Requirement
Wherever "Storage" appears in a line, list that line.

Part of a data file
---

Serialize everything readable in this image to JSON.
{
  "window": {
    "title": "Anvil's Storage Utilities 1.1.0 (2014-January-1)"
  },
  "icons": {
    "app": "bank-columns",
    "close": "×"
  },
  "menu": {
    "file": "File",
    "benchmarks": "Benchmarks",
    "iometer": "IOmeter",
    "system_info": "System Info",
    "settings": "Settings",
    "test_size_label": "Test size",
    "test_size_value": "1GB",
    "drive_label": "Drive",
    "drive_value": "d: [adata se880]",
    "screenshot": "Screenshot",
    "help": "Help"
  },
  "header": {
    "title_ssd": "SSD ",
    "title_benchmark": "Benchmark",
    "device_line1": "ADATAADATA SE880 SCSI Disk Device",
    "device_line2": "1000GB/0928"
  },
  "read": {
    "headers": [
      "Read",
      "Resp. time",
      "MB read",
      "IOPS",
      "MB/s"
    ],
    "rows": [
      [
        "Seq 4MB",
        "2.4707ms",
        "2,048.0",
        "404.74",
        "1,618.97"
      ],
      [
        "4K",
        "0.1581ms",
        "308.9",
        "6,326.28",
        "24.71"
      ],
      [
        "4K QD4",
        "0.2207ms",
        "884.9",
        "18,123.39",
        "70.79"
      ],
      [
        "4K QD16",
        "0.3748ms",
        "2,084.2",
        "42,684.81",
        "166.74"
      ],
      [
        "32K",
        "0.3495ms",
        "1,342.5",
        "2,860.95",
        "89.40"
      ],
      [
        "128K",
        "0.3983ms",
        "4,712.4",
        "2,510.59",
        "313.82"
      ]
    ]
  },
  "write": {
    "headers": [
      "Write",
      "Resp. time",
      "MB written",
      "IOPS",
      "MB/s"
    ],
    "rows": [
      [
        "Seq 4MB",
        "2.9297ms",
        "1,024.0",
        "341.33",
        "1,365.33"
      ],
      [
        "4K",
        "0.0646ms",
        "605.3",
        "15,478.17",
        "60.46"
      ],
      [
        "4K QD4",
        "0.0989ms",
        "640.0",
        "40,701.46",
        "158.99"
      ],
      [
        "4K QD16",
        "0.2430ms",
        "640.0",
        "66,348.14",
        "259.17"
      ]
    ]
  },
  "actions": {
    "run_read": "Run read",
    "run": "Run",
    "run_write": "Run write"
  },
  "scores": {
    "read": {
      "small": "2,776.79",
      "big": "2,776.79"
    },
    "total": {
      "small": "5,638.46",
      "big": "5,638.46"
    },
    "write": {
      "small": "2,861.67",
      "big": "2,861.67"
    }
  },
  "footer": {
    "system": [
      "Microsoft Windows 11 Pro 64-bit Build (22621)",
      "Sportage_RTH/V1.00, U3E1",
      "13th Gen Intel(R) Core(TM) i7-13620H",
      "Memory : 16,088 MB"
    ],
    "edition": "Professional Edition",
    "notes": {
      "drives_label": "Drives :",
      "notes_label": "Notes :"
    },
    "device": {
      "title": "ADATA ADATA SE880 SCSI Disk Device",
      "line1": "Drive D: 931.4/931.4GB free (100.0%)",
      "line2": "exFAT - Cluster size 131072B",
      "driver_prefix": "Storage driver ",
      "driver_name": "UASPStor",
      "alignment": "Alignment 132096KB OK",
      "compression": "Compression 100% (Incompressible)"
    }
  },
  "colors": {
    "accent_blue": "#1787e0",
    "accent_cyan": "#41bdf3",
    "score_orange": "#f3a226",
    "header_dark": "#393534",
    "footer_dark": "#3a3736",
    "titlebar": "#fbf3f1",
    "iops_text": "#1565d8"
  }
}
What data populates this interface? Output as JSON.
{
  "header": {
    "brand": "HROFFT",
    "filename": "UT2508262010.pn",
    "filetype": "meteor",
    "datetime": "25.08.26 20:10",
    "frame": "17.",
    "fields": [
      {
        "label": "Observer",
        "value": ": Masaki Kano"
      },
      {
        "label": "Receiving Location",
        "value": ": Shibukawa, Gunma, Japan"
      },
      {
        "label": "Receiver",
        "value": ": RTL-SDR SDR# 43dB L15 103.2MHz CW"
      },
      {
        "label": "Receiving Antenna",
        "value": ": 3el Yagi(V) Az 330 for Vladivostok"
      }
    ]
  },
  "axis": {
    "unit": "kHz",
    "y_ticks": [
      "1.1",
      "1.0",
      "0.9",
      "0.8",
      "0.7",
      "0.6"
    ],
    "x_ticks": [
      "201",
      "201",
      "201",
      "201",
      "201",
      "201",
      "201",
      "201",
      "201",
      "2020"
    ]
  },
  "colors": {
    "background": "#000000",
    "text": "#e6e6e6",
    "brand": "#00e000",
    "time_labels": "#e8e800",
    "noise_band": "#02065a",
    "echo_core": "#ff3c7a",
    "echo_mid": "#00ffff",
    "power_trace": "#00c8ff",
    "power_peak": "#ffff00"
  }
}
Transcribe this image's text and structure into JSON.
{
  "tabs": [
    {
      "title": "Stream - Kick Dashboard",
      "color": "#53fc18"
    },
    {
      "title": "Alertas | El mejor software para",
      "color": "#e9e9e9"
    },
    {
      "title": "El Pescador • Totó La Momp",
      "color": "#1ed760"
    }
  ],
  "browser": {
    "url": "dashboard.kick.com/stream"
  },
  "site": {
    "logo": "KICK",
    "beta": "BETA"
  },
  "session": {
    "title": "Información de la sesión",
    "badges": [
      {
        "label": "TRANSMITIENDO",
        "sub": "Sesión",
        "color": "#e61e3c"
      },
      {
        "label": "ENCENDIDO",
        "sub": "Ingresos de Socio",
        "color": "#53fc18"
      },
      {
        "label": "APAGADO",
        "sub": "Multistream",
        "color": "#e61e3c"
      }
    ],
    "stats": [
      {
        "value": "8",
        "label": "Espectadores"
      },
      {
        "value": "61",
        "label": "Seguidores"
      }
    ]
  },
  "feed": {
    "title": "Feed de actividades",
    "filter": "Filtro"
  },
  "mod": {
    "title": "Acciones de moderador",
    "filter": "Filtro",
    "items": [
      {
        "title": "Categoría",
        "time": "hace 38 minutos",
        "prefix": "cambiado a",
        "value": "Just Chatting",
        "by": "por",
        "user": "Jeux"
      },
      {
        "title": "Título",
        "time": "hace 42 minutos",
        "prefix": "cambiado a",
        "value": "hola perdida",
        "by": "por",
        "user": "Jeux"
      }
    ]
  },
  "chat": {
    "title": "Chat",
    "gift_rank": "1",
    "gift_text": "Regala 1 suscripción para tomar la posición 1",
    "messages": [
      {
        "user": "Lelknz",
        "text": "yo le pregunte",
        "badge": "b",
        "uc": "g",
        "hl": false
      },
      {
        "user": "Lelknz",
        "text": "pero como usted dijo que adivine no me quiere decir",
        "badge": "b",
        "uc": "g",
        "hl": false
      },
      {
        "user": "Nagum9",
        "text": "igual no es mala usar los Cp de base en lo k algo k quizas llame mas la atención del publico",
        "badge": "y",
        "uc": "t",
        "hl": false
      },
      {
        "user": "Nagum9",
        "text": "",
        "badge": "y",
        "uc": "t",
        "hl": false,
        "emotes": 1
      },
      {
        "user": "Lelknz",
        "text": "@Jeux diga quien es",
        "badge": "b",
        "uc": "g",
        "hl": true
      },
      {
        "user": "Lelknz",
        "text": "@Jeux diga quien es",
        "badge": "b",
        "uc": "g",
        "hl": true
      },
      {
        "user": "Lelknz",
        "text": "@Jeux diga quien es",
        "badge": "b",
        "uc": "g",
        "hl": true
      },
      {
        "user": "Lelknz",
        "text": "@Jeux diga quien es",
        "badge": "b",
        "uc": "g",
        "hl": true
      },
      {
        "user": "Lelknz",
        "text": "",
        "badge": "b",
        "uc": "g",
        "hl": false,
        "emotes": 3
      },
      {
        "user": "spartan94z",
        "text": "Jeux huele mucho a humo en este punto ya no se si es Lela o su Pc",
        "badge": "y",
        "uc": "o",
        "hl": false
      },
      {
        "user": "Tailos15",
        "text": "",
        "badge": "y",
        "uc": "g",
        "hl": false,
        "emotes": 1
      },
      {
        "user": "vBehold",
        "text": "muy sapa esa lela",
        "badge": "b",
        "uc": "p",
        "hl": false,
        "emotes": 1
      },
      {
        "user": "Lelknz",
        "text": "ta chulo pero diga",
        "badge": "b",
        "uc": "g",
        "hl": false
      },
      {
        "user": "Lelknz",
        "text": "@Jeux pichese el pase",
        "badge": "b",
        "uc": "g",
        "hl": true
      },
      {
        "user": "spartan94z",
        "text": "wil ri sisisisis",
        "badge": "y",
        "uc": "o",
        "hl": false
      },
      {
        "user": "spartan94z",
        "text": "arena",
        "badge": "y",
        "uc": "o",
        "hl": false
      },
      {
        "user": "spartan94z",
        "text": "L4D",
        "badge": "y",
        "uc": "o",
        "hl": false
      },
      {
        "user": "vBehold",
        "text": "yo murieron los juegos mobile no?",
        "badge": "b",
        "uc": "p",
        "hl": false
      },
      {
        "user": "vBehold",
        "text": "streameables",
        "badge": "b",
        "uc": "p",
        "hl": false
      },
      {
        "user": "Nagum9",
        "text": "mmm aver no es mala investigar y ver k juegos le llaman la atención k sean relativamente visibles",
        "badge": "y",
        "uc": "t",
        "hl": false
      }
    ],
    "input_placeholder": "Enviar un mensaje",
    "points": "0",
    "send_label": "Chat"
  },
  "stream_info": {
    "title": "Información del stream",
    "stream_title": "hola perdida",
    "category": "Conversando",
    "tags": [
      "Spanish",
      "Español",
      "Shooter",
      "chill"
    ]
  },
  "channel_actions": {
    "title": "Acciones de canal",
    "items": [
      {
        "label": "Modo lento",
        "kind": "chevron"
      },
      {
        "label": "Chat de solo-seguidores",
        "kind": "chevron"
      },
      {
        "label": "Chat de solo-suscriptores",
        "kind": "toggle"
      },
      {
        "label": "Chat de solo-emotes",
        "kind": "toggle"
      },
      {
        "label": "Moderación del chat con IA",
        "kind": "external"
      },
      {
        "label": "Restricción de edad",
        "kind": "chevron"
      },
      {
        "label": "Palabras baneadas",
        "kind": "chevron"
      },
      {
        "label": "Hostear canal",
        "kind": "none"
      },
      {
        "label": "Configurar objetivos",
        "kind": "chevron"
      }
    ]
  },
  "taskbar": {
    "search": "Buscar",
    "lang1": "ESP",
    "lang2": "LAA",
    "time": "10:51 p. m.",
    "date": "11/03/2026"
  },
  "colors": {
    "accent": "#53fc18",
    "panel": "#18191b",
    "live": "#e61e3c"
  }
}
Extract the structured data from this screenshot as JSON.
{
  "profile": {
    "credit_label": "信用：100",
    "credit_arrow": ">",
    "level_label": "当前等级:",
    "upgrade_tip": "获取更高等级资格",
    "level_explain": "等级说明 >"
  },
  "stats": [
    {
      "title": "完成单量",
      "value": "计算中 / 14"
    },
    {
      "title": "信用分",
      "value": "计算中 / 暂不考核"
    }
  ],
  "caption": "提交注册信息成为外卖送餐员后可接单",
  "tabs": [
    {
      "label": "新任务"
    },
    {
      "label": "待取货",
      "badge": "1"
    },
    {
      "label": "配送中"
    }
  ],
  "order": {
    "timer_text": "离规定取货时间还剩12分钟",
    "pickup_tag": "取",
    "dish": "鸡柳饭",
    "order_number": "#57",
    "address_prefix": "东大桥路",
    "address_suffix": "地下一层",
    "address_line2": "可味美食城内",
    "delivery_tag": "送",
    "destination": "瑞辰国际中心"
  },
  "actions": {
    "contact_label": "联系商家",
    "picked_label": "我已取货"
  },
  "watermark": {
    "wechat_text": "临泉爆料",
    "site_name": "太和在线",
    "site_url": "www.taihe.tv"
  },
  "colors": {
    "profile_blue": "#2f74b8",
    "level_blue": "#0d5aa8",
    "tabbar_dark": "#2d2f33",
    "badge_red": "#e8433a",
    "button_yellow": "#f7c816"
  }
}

---

The answer
    "title": "Anvil's Storage Utilities 1.1.0 (2014-January-1)"
      "driver_prefix": "Storage driver ",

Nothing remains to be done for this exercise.